Return every line below in which "page" appears.

☆ ☆ ☆

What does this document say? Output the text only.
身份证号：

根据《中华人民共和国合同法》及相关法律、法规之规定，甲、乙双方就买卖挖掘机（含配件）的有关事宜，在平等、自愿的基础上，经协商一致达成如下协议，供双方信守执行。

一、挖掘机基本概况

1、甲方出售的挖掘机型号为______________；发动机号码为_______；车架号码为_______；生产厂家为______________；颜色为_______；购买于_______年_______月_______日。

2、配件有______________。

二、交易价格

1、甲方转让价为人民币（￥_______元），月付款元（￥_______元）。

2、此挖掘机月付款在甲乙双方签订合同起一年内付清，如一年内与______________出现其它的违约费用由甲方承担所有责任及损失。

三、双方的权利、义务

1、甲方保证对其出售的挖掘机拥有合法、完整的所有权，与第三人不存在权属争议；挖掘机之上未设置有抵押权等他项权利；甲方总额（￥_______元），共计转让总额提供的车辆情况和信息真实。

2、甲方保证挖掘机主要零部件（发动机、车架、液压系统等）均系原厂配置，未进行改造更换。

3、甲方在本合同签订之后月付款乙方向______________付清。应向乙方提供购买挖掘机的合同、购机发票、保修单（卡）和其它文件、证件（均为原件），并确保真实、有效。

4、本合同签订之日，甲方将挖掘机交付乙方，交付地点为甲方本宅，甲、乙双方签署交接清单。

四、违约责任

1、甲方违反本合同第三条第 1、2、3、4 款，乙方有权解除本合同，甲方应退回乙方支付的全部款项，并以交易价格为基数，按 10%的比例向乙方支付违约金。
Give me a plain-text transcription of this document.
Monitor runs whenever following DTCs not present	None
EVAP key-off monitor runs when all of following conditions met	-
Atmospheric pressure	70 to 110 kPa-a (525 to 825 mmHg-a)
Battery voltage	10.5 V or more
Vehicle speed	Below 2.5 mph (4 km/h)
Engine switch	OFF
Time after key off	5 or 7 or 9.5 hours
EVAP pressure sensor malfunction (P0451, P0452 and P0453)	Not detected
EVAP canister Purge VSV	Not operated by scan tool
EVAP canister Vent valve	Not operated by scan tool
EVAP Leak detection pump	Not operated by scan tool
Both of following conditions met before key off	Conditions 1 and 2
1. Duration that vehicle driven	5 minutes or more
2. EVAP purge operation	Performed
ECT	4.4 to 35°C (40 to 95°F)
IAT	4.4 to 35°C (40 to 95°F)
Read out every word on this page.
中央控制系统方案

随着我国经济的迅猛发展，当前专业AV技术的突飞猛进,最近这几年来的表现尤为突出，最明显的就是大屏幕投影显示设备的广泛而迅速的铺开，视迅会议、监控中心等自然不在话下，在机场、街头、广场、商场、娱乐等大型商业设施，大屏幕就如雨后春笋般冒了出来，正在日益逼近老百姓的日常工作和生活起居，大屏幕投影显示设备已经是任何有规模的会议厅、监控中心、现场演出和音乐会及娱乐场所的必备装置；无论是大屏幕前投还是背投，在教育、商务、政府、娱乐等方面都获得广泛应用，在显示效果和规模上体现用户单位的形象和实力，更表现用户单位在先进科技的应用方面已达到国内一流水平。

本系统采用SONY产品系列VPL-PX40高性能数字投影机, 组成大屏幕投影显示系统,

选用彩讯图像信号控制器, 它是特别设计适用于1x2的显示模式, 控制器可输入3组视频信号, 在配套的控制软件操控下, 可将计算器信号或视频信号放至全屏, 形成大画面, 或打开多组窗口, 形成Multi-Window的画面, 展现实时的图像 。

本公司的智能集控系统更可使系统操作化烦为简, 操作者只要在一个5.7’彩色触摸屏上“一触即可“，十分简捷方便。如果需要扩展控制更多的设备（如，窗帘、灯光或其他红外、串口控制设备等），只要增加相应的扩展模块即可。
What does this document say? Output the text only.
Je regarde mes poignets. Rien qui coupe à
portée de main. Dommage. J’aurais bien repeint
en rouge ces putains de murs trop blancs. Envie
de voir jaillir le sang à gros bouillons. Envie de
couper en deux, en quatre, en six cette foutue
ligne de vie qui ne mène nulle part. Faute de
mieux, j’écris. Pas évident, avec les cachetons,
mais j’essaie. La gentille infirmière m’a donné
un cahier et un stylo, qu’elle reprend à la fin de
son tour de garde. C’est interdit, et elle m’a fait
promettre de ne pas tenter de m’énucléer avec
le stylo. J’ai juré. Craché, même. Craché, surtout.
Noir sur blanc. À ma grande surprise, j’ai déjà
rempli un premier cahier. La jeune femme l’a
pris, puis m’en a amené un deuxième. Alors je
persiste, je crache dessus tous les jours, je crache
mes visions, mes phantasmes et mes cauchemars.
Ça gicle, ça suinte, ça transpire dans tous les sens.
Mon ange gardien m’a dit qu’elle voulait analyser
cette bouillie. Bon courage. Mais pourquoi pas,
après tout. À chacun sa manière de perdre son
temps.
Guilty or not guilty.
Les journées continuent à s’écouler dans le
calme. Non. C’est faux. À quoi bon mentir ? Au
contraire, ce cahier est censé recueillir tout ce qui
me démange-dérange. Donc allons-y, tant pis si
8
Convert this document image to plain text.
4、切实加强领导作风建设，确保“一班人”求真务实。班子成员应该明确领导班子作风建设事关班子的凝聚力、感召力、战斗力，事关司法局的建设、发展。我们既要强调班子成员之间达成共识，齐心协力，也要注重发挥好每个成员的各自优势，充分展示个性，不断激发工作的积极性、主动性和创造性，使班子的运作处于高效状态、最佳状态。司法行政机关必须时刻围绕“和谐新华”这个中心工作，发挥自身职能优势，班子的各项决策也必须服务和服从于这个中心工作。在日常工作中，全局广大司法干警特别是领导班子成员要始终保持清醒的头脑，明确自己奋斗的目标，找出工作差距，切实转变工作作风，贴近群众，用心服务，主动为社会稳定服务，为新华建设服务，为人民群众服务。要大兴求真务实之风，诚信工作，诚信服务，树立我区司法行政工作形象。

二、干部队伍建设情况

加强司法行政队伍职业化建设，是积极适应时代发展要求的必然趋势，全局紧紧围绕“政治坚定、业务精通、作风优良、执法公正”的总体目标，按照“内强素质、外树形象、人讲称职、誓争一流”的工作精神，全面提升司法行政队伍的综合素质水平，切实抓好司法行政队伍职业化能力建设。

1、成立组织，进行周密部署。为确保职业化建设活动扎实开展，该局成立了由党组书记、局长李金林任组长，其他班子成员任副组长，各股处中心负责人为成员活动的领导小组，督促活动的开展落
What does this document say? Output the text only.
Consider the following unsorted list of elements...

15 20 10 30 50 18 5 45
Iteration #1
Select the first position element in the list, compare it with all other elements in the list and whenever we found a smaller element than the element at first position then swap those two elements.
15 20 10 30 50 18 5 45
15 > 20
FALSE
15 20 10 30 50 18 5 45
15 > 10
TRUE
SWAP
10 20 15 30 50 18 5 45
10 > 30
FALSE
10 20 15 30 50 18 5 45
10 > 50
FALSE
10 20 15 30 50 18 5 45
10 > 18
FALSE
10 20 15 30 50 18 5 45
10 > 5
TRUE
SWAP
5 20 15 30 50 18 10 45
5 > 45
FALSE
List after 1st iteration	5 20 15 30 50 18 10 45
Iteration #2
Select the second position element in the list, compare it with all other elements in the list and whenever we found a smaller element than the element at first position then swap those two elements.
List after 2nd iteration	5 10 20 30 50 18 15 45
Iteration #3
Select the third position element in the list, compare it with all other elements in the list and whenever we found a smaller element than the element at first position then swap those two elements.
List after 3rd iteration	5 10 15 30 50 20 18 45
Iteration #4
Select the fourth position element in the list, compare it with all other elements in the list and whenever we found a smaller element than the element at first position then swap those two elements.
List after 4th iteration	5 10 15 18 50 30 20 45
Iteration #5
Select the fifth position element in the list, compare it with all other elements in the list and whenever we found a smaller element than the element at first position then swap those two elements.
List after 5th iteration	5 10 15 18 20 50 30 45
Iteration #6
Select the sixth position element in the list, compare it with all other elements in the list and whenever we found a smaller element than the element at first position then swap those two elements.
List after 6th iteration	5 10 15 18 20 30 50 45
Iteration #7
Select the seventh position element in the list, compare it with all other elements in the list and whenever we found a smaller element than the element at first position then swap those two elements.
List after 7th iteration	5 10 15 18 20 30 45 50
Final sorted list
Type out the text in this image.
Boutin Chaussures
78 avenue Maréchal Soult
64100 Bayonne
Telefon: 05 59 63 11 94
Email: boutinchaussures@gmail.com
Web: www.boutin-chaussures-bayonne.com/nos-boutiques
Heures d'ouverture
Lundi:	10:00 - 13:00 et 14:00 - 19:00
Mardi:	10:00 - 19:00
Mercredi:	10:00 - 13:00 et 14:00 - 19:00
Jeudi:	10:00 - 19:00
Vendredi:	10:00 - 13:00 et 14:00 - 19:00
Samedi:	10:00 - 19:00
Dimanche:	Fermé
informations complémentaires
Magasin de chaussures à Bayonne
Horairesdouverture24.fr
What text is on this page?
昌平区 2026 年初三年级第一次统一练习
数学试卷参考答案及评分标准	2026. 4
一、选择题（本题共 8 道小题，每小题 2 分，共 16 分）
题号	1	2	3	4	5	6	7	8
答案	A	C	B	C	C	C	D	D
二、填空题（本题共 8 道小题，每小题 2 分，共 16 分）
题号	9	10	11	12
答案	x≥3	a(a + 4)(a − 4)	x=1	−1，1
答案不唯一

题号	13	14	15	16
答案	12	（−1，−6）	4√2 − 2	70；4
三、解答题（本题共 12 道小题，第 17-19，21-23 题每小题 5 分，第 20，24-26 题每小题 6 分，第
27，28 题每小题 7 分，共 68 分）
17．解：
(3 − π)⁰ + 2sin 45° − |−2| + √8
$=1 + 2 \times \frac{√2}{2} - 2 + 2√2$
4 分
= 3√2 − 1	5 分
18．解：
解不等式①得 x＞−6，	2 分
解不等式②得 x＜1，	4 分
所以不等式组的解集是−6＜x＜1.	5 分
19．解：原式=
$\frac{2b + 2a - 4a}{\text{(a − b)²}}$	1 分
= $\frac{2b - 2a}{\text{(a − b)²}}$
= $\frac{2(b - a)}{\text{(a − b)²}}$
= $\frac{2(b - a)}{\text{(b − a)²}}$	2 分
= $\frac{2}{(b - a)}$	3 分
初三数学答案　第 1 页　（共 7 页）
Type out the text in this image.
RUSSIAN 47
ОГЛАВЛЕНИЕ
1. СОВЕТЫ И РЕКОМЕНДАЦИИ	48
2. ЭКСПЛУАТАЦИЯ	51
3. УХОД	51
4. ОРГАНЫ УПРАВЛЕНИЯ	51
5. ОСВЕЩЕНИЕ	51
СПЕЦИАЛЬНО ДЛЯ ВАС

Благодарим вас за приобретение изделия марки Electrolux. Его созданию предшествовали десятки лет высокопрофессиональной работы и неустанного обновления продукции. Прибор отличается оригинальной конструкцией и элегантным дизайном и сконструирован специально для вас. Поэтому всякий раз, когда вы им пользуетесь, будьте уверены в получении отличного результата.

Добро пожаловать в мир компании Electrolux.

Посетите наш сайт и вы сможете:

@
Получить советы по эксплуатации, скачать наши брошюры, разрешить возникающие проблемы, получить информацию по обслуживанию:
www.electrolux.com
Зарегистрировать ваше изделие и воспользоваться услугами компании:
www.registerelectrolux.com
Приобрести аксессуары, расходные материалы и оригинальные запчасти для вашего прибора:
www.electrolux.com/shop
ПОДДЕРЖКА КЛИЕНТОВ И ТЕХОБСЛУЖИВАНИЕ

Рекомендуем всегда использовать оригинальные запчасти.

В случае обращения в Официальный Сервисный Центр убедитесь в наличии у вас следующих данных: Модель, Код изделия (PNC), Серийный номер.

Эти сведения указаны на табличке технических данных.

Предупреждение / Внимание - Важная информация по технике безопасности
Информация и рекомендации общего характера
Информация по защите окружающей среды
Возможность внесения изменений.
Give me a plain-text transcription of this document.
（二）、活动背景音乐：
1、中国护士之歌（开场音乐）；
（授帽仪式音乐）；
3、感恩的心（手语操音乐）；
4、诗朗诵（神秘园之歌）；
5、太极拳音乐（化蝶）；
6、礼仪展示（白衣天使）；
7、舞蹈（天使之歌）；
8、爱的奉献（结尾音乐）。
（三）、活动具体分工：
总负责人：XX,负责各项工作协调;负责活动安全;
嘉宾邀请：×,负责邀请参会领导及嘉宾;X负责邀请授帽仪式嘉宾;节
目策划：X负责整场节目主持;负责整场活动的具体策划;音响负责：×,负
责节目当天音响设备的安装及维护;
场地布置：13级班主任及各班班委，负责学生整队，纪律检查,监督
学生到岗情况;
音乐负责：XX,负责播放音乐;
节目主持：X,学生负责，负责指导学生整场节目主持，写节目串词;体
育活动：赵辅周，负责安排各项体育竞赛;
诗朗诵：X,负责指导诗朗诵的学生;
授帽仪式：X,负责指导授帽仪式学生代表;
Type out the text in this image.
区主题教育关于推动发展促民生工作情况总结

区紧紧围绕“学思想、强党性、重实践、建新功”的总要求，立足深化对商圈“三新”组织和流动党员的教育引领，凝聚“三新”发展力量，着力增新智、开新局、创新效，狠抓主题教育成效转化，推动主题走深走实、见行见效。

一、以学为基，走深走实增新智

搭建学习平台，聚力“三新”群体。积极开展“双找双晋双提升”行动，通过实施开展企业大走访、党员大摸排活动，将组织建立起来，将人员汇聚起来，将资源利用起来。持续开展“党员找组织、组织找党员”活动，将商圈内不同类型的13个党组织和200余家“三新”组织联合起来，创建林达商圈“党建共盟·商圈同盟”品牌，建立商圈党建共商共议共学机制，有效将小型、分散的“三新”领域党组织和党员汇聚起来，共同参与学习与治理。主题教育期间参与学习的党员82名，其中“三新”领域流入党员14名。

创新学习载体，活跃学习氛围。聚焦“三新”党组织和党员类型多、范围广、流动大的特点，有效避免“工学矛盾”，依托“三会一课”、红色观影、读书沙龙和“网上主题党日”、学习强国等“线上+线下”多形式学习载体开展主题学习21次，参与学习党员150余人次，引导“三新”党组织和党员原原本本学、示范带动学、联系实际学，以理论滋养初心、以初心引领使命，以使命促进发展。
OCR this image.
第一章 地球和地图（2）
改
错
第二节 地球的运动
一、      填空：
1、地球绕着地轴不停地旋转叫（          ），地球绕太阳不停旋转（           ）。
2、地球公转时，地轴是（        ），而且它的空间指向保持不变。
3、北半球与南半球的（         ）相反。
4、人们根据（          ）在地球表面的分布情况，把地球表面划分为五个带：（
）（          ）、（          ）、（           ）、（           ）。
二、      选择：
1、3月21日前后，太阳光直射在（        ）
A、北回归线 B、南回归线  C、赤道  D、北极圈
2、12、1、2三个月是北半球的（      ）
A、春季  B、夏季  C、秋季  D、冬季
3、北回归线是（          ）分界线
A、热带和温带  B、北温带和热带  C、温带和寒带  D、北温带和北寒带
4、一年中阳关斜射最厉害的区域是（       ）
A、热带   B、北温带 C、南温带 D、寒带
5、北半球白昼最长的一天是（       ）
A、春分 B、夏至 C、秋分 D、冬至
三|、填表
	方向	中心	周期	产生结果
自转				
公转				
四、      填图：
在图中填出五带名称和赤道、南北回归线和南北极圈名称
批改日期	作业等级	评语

☆ ☆ ☆

**Task response:**
Read out every word on this page.
What text is on this page?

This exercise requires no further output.